§ SET TASK
Copy every line from the data below in which the string "image" can be found.

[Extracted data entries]
Start

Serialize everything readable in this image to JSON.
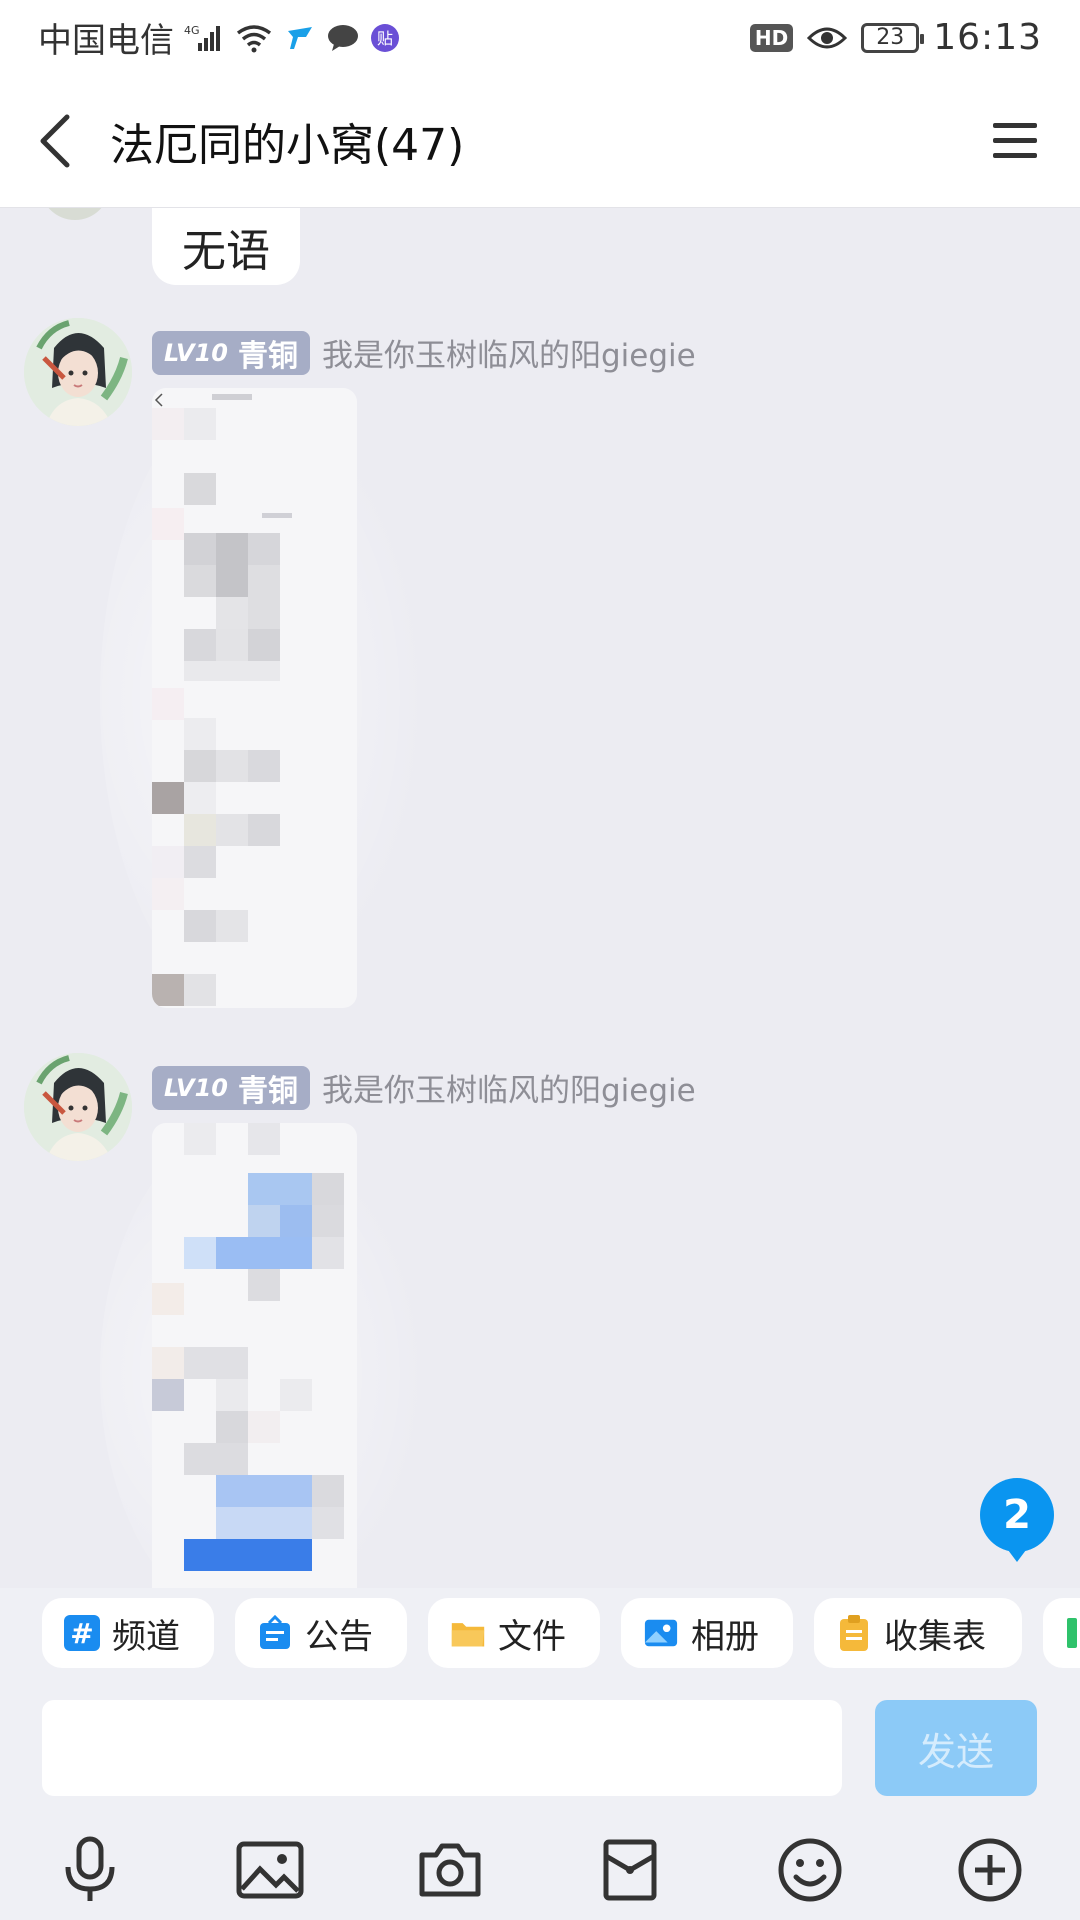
{
  "status_bar": {
    "carrier": "中国电信",
    "network": "4G",
    "hd": "HD",
    "battery": "23",
    "time": "16:13",
    "app_badge": "贴"
  },
  "header": {
    "title": "法厄同的小窝(47)"
  },
  "messages": [
    {
      "type": "text",
      "text": "无语"
    },
    {
      "type": "image",
      "level": "LV10",
      "rank": "青铜",
      "nickname": "我是你玉树临风的阳giegie"
    },
    {
      "type": "image",
      "level": "LV10",
      "rank": "青铜",
      "nickname": "我是你玉树临风的阳giegie"
    }
  ],
  "unread_count": "2",
  "quick_tools": [
    {
      "label": "频道",
      "icon": "hash-icon",
      "color": "#1a8cf0"
    },
    {
      "label": "公告",
      "icon": "announcement-icon",
      "color": "#1a8cf0"
    },
    {
      "label": "文件",
      "icon": "folder-icon",
      "color": "#f5b93a"
    },
    {
      "label": "相册",
      "icon": "album-icon",
      "color": "#1a8cf0"
    },
    {
      "label": "收集表",
      "icon": "clipboard-icon",
      "color": "#f5b93a"
    }
  ],
  "input": {
    "placeholder": "",
    "send_label": "发送"
  },
  "toolbar_icons": [
    "microphone-icon",
    "image-icon",
    "camera-icon",
    "red-packet-icon",
    "emoji-icon",
    "plus-icon"
  ],
  "colors": {
    "accent": "#0a95f0",
    "send_disabled": "#8ccaf7",
    "level_badge": "#a6adc6",
    "chat_bg": "#ececf2"
  }
}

End

§ RESULT OF THIS TASK
Serialize everything readable in this image to JSON.
      "type": "image",
      "type": "image",
    "image-icon",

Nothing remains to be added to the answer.